▶ TEXTE FOURNI:
=-=-=
En décidant de fermer la porte aux imams envoyés par des pays tiers pour officier dans des mosquées en France, un important pas a-t-il été accompli dans le cadre de la concrétisation de «l'Islam de France» ou tout simplement un coup d'épée dans l'eau ? Le ministre français de l'Intérieur Gérald Darmanin a annoncé le vendredi 29 décembre, à travers une missive envoyée aux pays concernés, qui ont des communautés musulmanes en France, dont l'Algérie, la fin des «imams détachés» à partir de janvier 2024. Pour rappel, la décision a été prise en 2020, avec un préavis de trois ans, qui arrive à terme en ce début d'année 2024.

La France cherche à se prémunir contre l'influence d'imams détachés par des pays étrangers, recevant leurs salaires de fonctionnaires de pays étrangers et officiant dans des mosquées en France qui accueillent des fidèles issus de l'émigration et des Français de confession musulmane. Les autorités françaises parlent d'ingérence politique et théologique, et ont dans ce sens lancé un programme de formation d'imams en France pour combler localement le besoin en imams. On ne sait pas combien d'imams ont été formés durant ces trois dernières années en France, ni si leur nombre arriverait vraiment à occuper toutes les tribunes des mosquées en France, mais le fil a été coupé entre les imams détachés qui se trouvent encore en France et leurs tutelles. Car, les imams détachés qui n'auront pas quitté le territoire français à la date du 1er avril 2024 devront changer de statut. Est-ce que cela signifie que la France cherche à garder quand même une partie de ces imams détachés sur son sol sous un «autre statut» ?

Pour le ministère français de l'Intérieur, l'essentiel est de s'assurer qu'aucun d'entre eux ne percevrait son salaire par un pays étranger. C'est ce qui dérange les autorités françaises, plus que la crainte de propagation par ces imams détachés d'un discours religieux radical, ou «séparatiste», selon l'expression du président français. D'ailleurs, aucun d'entre eux n'a jamais été inquiété sur ce plan. Les autorités françaises savent bien que la radicalisation et le discours séparatiste poussent au niveau des cités périphériques voire d'un profond malaise social né d'une discrimination ressentie par les habitants et exploitée par les prêcheurs en eau trouble.
=-=-=
▶ SECTION DONNÉES:

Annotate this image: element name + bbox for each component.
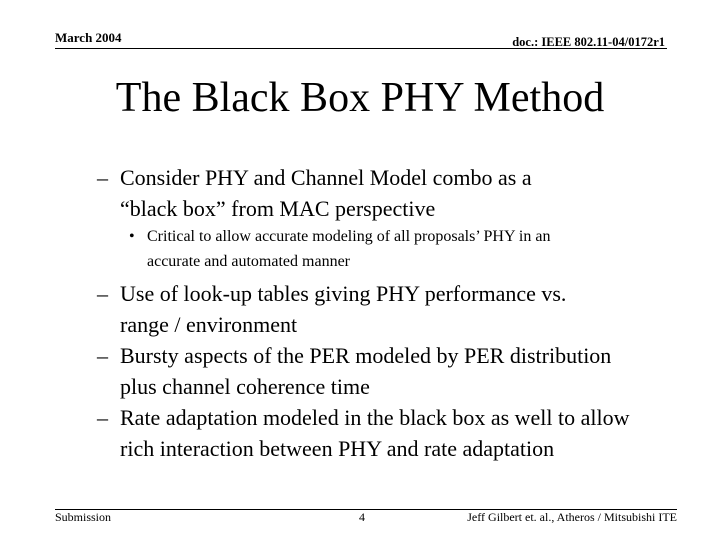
=-=-=
▶ CONSIGNES:
(A) Modifiez le passage du texte sur les imams détachés qui commence à « En décidant de » et s'arrête après « début d'année 2024. », en remplaçant « missive » par « lettre ».
(B) Traduisez en anglais cette phrase du texte sur les imams détachés : « Pour le ministère français de l'Intérieur, l'essentiel est de s'assurer qu'aucun d'entre eux ne percevrait son salaire par un pays étranger. »
(C) Relevez toutes les expressions que le texte sur les imams détachés place entre guillemets « ».

▶ RÉPONSES PAR CONSIGNE:
(A)
En décidant de fermer la porte aux imams envoyés par des pays tiers pour officier dans des mosquées en France, un important pas a-t-il été accompli dans le cadre de la concrétisation de «l'Islam de France» ou tout simplement un coup d'épée dans l'eau ? Le ministre français de l'Intérieur Gérald Darmanin a annoncé le vendredi 29 décembre, à travers une lettre envoyée aux pays concernés, qui ont des communautés musulmanes en France, dont l'Algérie, la fin des «imams détachés» à partir de janvier 2024. Pour rappel, la décision a été prise en 2020, avec un préavis de trois ans, qui arrive à terme en ce début d'année 2024.

(B) For the French Ministry of the Interior, the main thing is to make sure that none of them would receive their salary from a foreign country.

(C)
- «l'Islam de France»
- «imams détachés»
- «autre statut»
- «séparatiste»